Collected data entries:
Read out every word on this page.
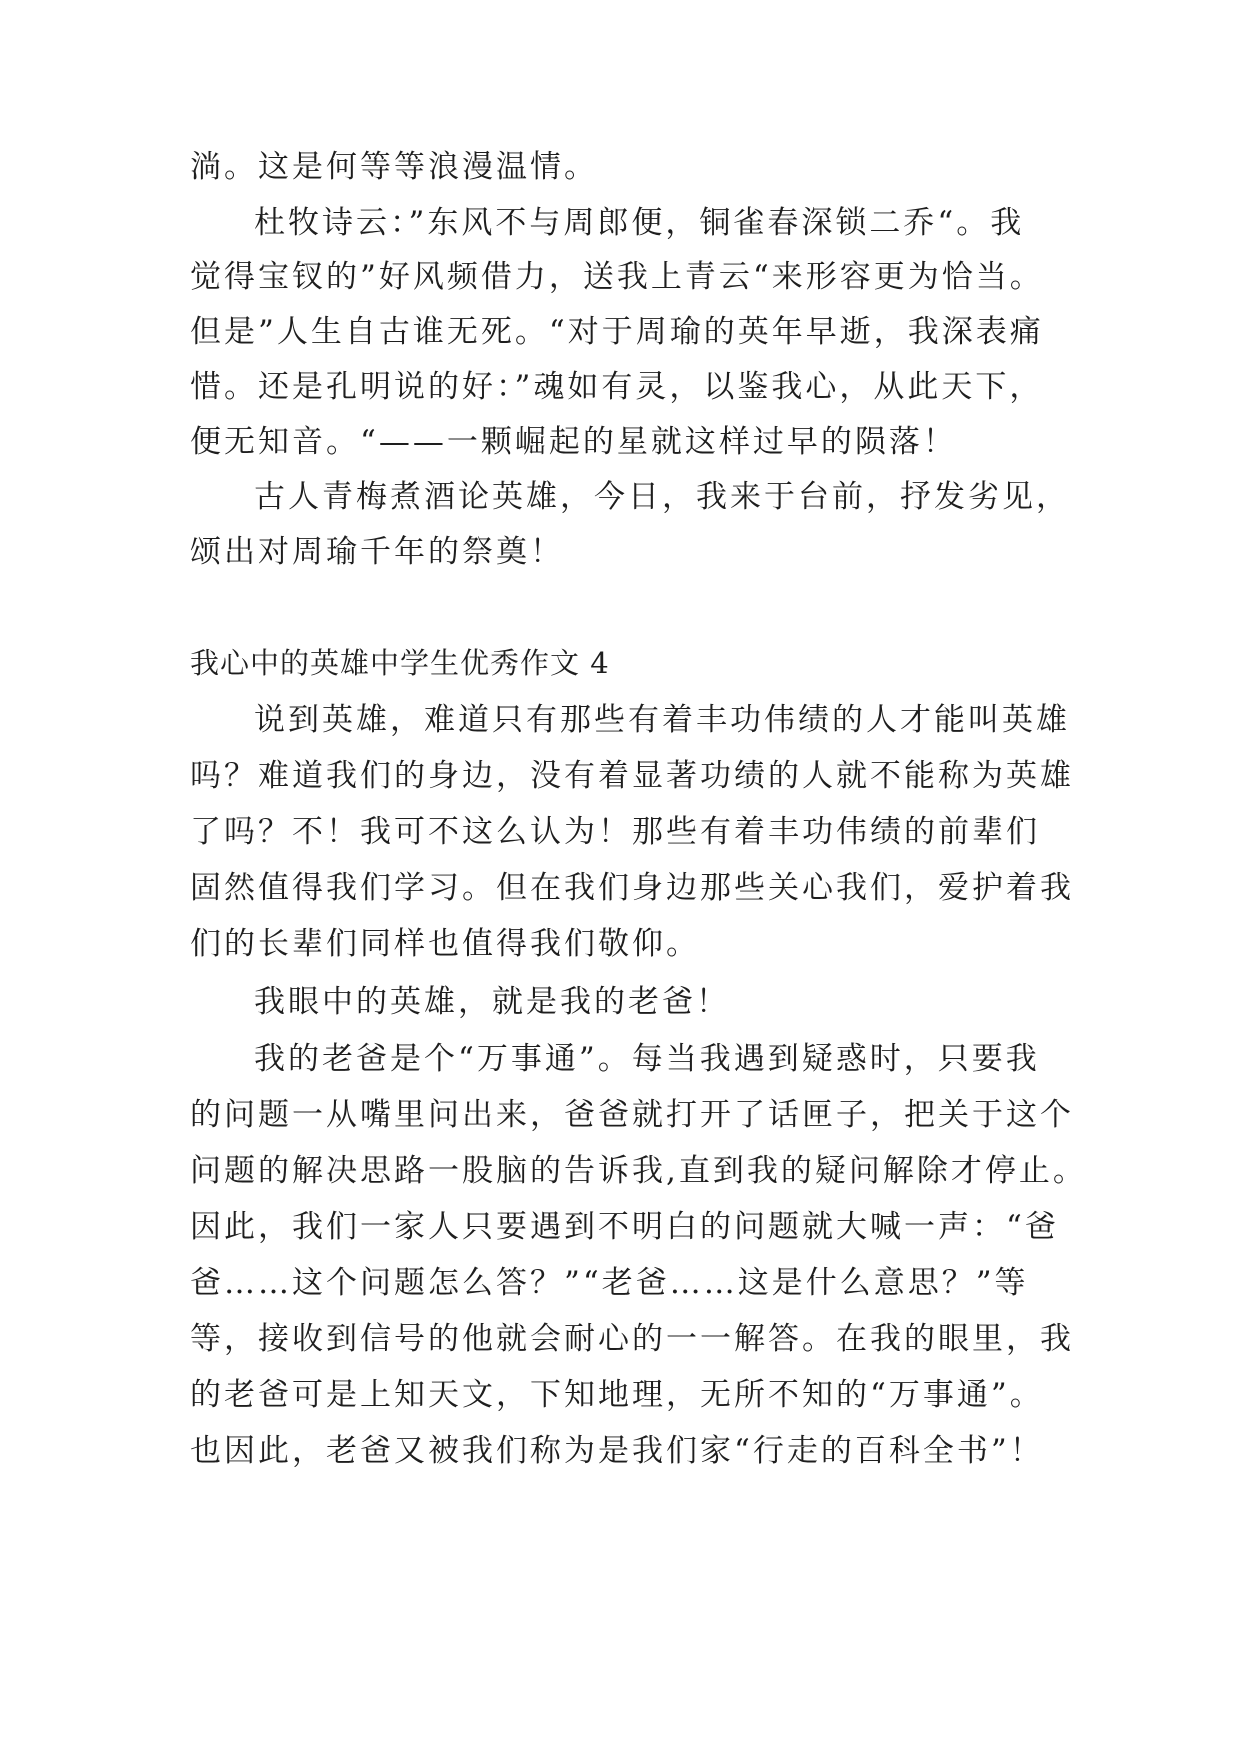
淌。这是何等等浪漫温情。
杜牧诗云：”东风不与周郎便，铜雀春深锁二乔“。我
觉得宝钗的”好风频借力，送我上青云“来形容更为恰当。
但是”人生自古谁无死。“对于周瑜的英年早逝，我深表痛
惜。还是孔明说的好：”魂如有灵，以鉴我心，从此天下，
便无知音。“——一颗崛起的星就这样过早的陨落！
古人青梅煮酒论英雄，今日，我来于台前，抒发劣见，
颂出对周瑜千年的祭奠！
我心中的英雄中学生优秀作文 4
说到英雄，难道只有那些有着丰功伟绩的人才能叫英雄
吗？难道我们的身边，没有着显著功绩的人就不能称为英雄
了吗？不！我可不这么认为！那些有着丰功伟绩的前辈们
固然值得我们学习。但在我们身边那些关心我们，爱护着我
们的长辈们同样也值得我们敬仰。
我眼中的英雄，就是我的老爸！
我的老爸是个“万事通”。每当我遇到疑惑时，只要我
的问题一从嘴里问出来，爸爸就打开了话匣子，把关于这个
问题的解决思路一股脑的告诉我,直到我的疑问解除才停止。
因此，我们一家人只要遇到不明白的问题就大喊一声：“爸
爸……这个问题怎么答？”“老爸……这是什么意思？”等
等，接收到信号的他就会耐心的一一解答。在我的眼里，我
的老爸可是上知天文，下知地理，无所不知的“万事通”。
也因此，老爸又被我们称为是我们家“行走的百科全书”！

...

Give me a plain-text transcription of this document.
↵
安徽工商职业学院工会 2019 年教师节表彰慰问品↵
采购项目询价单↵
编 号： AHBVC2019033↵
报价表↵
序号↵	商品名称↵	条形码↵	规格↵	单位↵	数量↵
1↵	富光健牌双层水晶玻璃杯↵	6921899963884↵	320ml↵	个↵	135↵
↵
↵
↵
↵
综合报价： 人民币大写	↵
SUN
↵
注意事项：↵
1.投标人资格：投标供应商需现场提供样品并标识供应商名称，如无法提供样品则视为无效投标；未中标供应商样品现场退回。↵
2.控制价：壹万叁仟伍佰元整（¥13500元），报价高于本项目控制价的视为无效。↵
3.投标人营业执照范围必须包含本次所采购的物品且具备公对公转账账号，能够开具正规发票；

EXERCISE.
Which lines hold the word "this"? Copy every one of them.

TASK SOLUTION.
Read out every word on this page.
Give me a plain-text transcription of this document.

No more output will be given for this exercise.